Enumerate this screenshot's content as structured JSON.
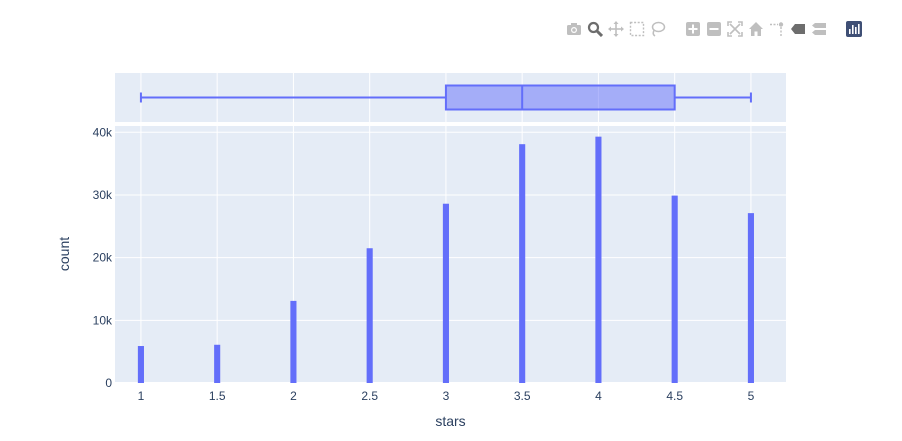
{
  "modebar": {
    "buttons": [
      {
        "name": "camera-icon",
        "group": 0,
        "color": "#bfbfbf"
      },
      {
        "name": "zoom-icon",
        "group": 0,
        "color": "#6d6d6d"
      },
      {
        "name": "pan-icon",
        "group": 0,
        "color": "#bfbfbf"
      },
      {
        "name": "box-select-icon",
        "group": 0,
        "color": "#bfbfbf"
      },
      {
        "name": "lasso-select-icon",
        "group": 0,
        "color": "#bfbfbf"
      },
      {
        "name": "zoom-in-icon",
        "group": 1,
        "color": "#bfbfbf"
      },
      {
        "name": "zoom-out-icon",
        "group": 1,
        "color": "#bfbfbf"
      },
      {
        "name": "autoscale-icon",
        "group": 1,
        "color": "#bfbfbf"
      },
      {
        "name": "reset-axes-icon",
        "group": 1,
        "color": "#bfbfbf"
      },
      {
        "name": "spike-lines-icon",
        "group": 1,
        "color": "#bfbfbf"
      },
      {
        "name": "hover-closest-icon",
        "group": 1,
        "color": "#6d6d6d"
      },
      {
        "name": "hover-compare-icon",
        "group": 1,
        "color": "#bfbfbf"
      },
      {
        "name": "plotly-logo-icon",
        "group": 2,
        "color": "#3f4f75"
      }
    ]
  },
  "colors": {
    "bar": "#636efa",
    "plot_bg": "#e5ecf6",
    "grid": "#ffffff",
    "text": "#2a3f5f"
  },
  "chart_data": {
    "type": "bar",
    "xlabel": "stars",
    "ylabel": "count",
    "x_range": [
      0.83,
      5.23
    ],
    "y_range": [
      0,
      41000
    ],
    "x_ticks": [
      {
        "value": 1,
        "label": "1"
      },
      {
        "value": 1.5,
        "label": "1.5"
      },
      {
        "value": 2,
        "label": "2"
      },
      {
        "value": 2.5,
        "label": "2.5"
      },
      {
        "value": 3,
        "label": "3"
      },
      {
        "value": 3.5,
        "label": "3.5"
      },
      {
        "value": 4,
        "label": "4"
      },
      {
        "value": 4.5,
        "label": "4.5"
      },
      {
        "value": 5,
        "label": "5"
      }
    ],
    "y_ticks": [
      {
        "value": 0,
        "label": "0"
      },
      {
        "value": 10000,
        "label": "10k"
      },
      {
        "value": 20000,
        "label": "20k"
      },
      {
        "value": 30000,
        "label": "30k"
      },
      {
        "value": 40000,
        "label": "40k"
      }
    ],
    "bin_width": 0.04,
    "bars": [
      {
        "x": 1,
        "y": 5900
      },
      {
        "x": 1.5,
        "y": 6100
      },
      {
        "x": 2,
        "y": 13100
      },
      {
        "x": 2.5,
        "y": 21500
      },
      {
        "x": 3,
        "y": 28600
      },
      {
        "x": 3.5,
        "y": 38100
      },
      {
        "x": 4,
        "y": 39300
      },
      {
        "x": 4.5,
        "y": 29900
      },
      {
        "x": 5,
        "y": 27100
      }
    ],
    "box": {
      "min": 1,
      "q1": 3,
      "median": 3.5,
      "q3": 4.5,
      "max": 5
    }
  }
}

▬▬▬▬▬▬▬▬▬▬

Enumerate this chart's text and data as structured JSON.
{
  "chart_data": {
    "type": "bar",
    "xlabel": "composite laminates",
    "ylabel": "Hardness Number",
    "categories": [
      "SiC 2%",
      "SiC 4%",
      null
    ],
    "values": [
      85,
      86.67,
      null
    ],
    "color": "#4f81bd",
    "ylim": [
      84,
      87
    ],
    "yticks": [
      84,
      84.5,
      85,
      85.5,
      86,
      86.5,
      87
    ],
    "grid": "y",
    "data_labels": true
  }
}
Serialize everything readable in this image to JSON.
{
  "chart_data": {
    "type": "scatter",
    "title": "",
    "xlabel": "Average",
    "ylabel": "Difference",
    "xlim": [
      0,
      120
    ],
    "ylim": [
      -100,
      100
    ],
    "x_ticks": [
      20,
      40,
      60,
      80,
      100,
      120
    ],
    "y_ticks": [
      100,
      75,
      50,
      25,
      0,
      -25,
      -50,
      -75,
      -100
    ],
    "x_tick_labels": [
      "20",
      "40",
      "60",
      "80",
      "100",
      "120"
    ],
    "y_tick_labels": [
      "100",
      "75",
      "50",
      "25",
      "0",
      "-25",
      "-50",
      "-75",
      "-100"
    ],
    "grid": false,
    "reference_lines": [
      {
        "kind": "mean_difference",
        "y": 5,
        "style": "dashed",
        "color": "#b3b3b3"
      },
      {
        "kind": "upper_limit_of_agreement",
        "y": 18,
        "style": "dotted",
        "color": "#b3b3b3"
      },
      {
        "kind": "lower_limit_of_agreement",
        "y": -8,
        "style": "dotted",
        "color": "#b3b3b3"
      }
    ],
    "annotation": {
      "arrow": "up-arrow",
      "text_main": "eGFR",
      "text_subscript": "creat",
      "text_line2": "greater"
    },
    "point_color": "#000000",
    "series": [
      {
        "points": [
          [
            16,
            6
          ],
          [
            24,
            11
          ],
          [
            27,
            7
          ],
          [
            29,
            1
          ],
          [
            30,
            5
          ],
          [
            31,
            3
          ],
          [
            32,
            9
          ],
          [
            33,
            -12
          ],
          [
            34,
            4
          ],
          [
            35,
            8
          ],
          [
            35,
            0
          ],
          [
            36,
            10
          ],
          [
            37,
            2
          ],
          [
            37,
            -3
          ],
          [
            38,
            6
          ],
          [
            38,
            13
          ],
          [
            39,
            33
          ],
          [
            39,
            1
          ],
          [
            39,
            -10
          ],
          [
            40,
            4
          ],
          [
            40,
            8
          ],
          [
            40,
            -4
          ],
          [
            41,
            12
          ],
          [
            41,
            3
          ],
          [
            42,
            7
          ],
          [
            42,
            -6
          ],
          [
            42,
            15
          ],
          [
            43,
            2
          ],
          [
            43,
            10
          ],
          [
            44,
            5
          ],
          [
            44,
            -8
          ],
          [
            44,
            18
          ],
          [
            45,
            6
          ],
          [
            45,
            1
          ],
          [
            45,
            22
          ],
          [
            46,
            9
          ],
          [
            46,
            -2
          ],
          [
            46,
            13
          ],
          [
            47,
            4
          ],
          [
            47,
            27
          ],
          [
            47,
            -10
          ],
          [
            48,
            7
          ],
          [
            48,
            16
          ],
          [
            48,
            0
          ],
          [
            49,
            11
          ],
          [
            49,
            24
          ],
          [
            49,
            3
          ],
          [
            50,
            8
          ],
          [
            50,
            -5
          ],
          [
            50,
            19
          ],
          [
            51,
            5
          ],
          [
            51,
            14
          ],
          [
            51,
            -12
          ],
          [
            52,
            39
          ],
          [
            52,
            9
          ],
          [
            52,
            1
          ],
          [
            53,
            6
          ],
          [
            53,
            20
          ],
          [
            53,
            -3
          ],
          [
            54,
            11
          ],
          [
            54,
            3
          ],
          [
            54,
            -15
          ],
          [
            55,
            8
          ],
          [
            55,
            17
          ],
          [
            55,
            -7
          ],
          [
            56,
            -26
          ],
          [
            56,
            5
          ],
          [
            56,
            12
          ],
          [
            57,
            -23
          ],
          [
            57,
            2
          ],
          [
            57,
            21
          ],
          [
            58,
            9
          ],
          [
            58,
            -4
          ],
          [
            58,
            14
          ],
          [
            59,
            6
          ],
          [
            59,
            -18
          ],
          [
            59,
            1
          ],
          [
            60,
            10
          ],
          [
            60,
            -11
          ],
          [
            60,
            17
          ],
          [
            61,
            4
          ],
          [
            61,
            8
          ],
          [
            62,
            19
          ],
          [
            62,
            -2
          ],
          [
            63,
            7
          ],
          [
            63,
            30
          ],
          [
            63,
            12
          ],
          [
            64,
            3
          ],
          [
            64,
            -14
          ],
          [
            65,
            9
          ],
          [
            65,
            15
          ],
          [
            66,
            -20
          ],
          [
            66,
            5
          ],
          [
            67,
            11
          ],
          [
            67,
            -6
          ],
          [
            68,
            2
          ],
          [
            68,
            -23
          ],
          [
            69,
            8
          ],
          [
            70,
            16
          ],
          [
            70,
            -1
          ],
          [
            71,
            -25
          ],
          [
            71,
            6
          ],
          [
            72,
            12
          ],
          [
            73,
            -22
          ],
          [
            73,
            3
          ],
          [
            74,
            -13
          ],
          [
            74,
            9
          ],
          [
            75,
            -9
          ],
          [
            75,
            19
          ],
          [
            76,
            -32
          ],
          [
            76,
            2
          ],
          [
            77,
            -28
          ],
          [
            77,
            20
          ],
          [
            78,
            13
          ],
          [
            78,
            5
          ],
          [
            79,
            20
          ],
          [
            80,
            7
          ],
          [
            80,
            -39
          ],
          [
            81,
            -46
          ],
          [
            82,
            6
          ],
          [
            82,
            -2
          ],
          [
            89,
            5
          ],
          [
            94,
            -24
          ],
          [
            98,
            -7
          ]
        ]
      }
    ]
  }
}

▬▬▬▬▬▬▬▬▬▬

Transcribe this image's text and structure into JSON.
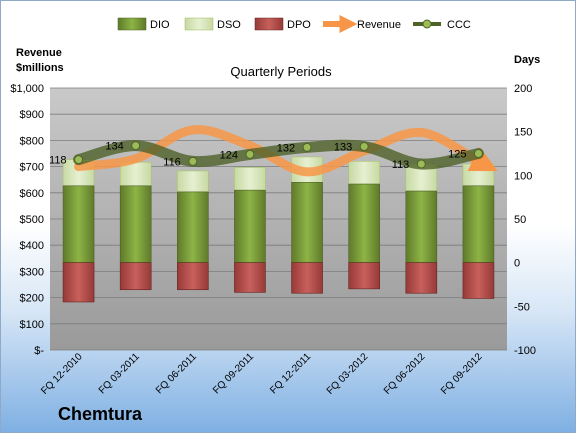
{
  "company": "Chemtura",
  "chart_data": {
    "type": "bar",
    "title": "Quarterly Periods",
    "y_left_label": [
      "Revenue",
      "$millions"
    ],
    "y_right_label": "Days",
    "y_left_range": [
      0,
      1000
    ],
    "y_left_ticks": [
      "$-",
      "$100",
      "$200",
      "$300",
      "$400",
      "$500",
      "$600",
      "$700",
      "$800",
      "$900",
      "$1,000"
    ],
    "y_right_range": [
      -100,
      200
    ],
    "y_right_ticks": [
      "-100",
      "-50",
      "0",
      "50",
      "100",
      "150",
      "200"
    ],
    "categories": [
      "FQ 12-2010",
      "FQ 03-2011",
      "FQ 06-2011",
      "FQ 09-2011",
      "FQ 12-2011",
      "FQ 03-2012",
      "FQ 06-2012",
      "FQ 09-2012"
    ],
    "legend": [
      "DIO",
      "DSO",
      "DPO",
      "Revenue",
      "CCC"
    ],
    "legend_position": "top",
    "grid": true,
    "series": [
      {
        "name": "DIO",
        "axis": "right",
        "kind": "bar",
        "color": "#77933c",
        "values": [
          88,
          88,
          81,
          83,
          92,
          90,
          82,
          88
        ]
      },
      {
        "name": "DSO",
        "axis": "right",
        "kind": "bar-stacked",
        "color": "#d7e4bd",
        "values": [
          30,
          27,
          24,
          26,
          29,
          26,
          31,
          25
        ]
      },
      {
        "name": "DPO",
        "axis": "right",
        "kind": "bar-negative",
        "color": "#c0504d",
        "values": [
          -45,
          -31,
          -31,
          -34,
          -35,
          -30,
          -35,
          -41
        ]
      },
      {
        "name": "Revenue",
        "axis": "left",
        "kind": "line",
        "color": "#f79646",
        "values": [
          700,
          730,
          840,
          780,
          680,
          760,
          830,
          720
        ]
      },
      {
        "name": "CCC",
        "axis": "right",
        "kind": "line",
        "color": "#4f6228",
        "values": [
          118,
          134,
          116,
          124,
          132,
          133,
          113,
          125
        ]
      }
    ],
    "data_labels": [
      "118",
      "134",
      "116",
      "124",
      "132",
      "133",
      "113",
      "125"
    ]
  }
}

▬▬▬▬▬▬▬▬▬▬

> **Description of the task**: Identify lines with the string "xlabel". Copy each one.

> **Finished exercise**:
    "xlabel": "stars",
    "xlabel": "composite laminates",
    "xlabel": "Average",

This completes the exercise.